**EXERCISE MATERIALS:**

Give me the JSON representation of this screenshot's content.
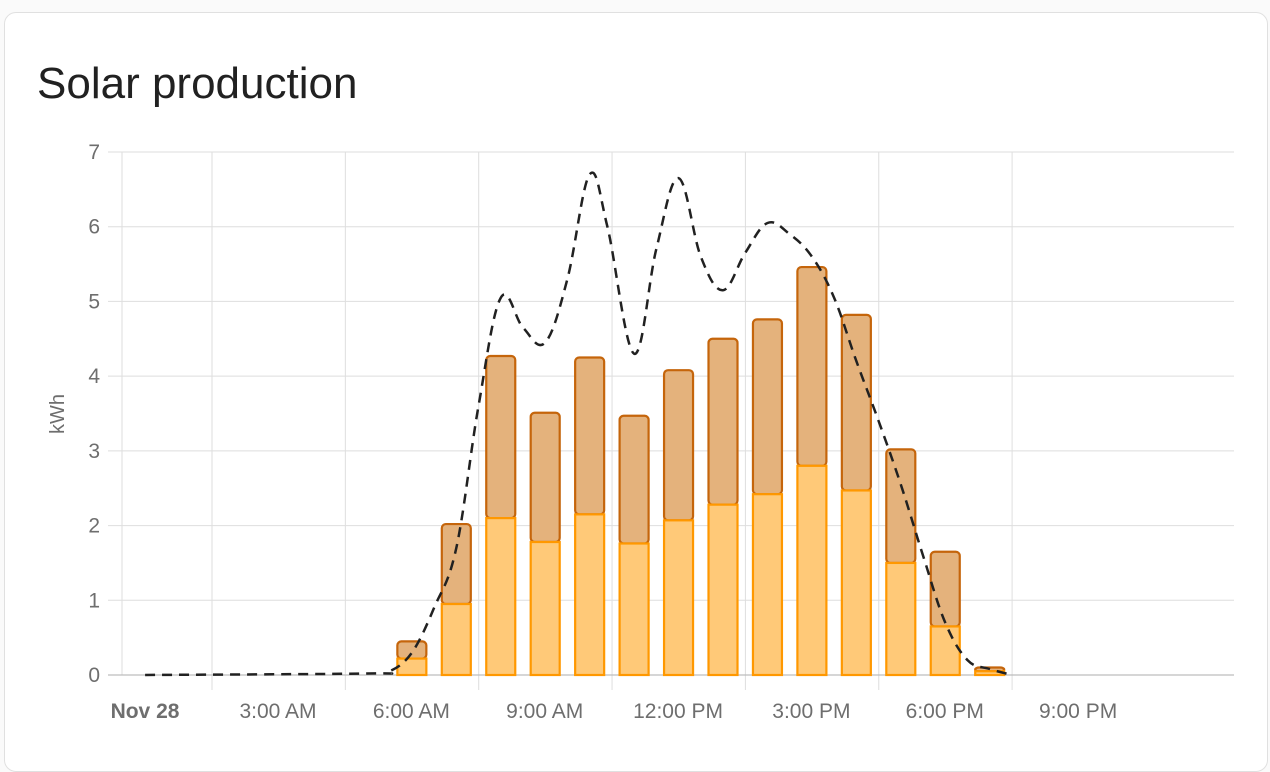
{
  "card": {
    "title": "Solar production"
  },
  "chart_data": {
    "type": "bar",
    "title": "Solar production",
    "ylabel": "kWh",
    "xlabel": "",
    "ylim": [
      0,
      7
    ],
    "yticks": [
      "0",
      "1",
      "2",
      "3",
      "4",
      "5",
      "6",
      "7"
    ],
    "x_tick_labels": [
      "Nov 28",
      "3:00 AM",
      "6:00 AM",
      "9:00 AM",
      "12:00 PM",
      "3:00 PM",
      "6:00 PM",
      "9:00 PM"
    ],
    "x_tick_hours": [
      0,
      3,
      6,
      9,
      12,
      15,
      18,
      21
    ],
    "x_range_hours": [
      -1.5,
      24.5
    ],
    "grid": true,
    "stacked": true,
    "bar_hours": [
      6,
      7,
      8,
      9,
      10,
      11,
      12,
      13,
      14,
      15,
      16,
      17,
      18,
      19
    ],
    "series": [
      {
        "type": "bar",
        "color_fill": "#ffc978",
        "color_stroke": "#ff9800",
        "values": [
          0.22,
          0.95,
          2.1,
          1.78,
          2.15,
          1.76,
          2.07,
          2.28,
          2.42,
          2.8,
          2.47,
          1.5,
          0.65,
          0.05
        ]
      },
      {
        "type": "bar",
        "color_fill": "#e4b27c",
        "color_stroke": "#c5650b",
        "values": [
          0.23,
          1.07,
          2.17,
          1.73,
          2.1,
          1.71,
          2.01,
          2.22,
          2.34,
          2.66,
          2.35,
          1.52,
          1.0,
          0.05
        ]
      },
      {
        "type": "line",
        "style": "dashed",
        "color_stroke": "#212121",
        "x_hours": [
          0,
          5,
          5.5,
          6,
          6.5,
          7,
          7.5,
          8,
          8.5,
          9,
          9.5,
          10,
          10.4,
          11,
          11.5,
          12,
          12.5,
          13,
          13.5,
          14,
          14.5,
          15,
          15.5,
          16,
          16.5,
          17,
          17.5,
          18,
          18.5,
          19,
          19.5
        ],
        "values": [
          0,
          0.02,
          0.05,
          0.3,
          0.9,
          1.7,
          3.6,
          5.05,
          4.65,
          4.45,
          5.3,
          6.7,
          6.0,
          4.3,
          5.7,
          6.65,
          5.6,
          5.15,
          5.65,
          6.05,
          5.9,
          5.6,
          5.05,
          4.2,
          3.4,
          2.55,
          1.6,
          0.7,
          0.2,
          0.08,
          0.0
        ]
      }
    ]
  }
}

**PROBLEM DESCRIPTION:** List all lines holding the string "title".

**EXERCISE OUTPUT:**
    "title": "Solar production"
    "title": "Solar production",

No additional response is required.